**THE REQUEST**
Which lines in the records below contain the word "kjetil"? Copy each one out.
--
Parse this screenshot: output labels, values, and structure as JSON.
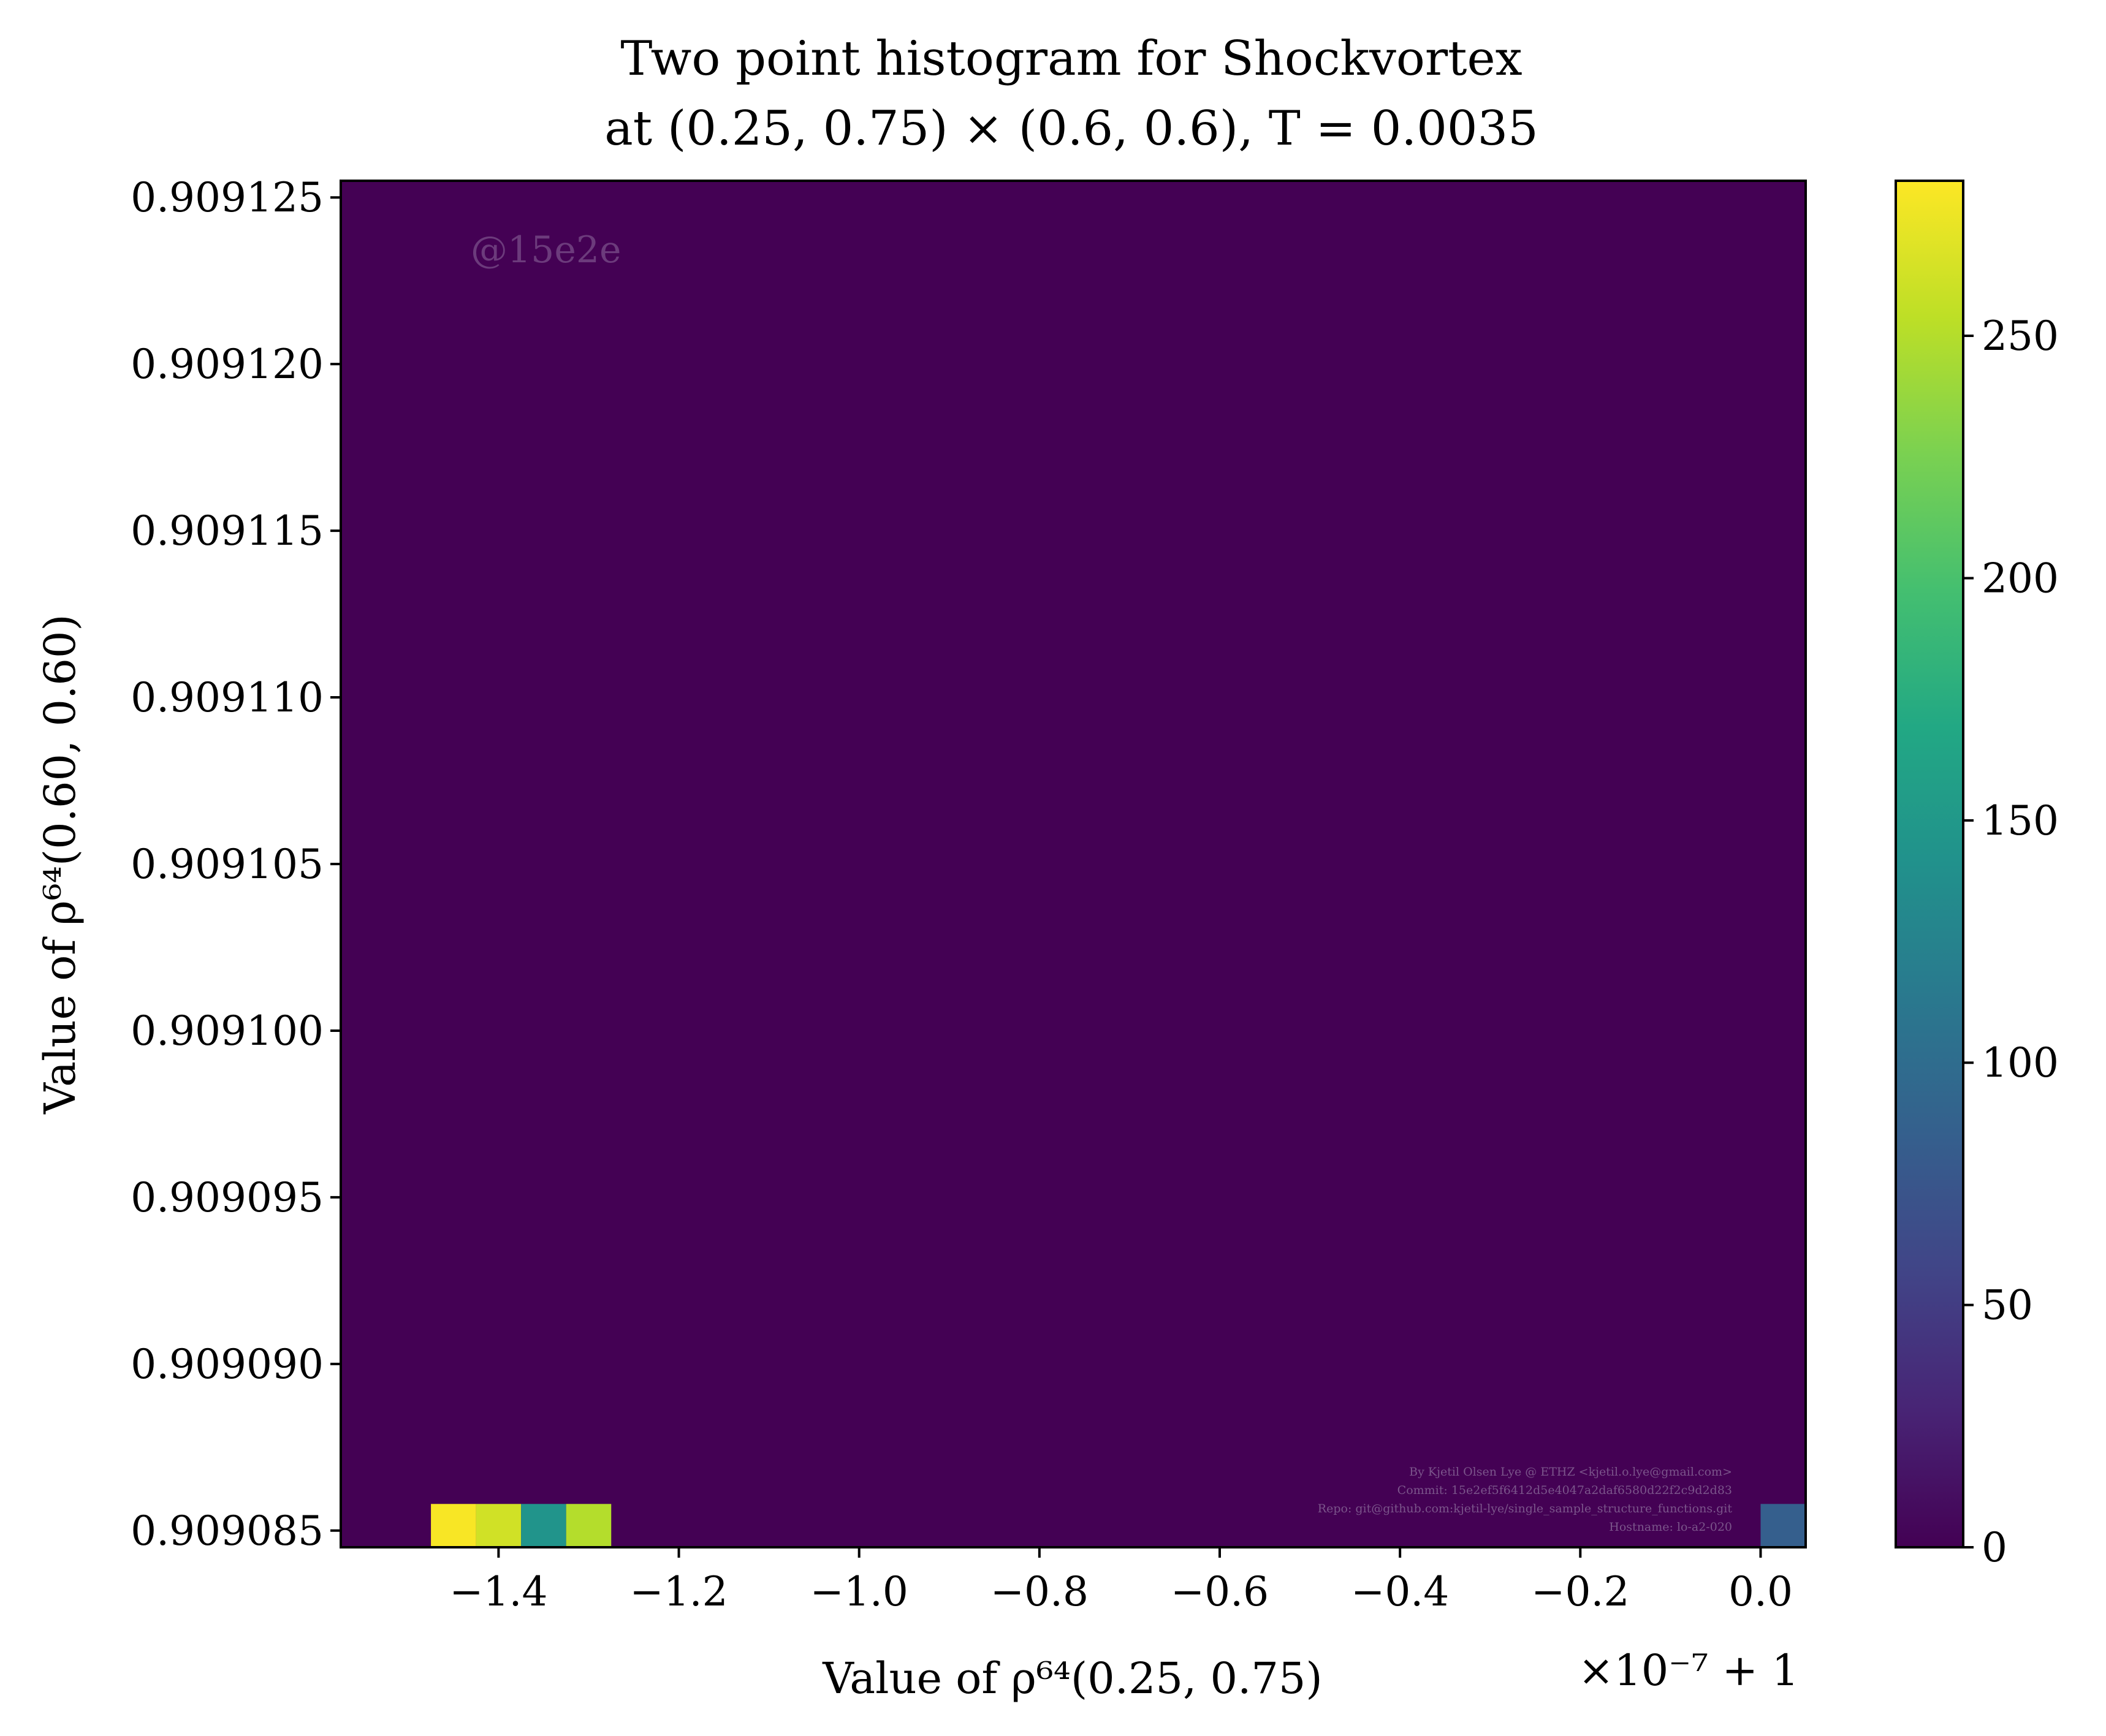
{
  "chart_data": {
    "type": "heatmap",
    "title_line1": "Two point histogram for Shockvortex",
    "title_line2": "at (0.25, 0.75) × (0.6, 0.6), T = 0.0035",
    "xlabel": "Value of ρ⁶⁴(0.25, 0.75)",
    "ylabel": "Value of ρ⁶⁴(0.60, 0.60)",
    "x_offset_label": "×10⁻⁷ + 1",
    "xlim": [
      -1.575,
      0.05
    ],
    "ylim": [
      0.9090845,
      0.9091255
    ],
    "x_ticks": [
      -1.4,
      -1.2,
      -1.0,
      -0.8,
      -0.6,
      -0.4,
      -0.2,
      0.0
    ],
    "x_tick_labels": [
      "−1.4",
      "−1.2",
      "−1.0",
      "−0.8",
      "−0.6",
      "−0.4",
      "−0.2",
      "0.0"
    ],
    "y_ticks": [
      0.909085,
      0.90909,
      0.909095,
      0.9091,
      0.909105,
      0.90911,
      0.909115,
      0.90912,
      0.909125
    ],
    "y_tick_labels": [
      "0.909085",
      "0.909090",
      "0.909095",
      "0.909100",
      "0.909105",
      "0.909110",
      "0.909115",
      "0.909120",
      "0.909125"
    ],
    "background_count": 0,
    "cells": [
      {
        "x0": -1.475,
        "x1": -1.425,
        "y0": 0.9090845,
        "y1": 0.9090858,
        "count": 280
      },
      {
        "x0": -1.425,
        "x1": -1.375,
        "y0": 0.9090845,
        "y1": 0.9090858,
        "count": 262
      },
      {
        "x0": -1.375,
        "x1": -1.325,
        "y0": 0.9090845,
        "y1": 0.9090858,
        "count": 145
      },
      {
        "x0": -1.325,
        "x1": -1.275,
        "y0": 0.9090845,
        "y1": 0.9090858,
        "count": 250
      },
      {
        "x0": 0.0,
        "x1": 0.05,
        "y0": 0.9090845,
        "y1": 0.9090858,
        "count": 85
      }
    ],
    "colorbar": {
      "min": 0,
      "max": 282,
      "ticks": [
        0,
        50,
        100,
        150,
        200,
        250
      ],
      "tick_labels": [
        "0",
        "50",
        "100",
        "150",
        "200",
        "250"
      ],
      "colormap": "viridis"
    },
    "watermark": "@15e2e",
    "credits": [
      "By Kjetil Olsen Lye @ ETHZ <kjetil.o.lye@gmail.com>",
      "Commit: 15e2ef5f6412d5e4047a2daf6580d22f2c9d2d83",
      "Repo: git@github.com:kjetil-lye/single_sample_structure_functions.git",
      "Hostname: lo-a2-020"
    ]
  }
}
--
**REPLY TO THE EXERCISE**
      "By Kjetil Olsen Lye @ ETHZ <kjetil.o.lye@gmail.com>",
      "Repo: git@github.com:kjetil-lye/single_sample_structure_functions.git",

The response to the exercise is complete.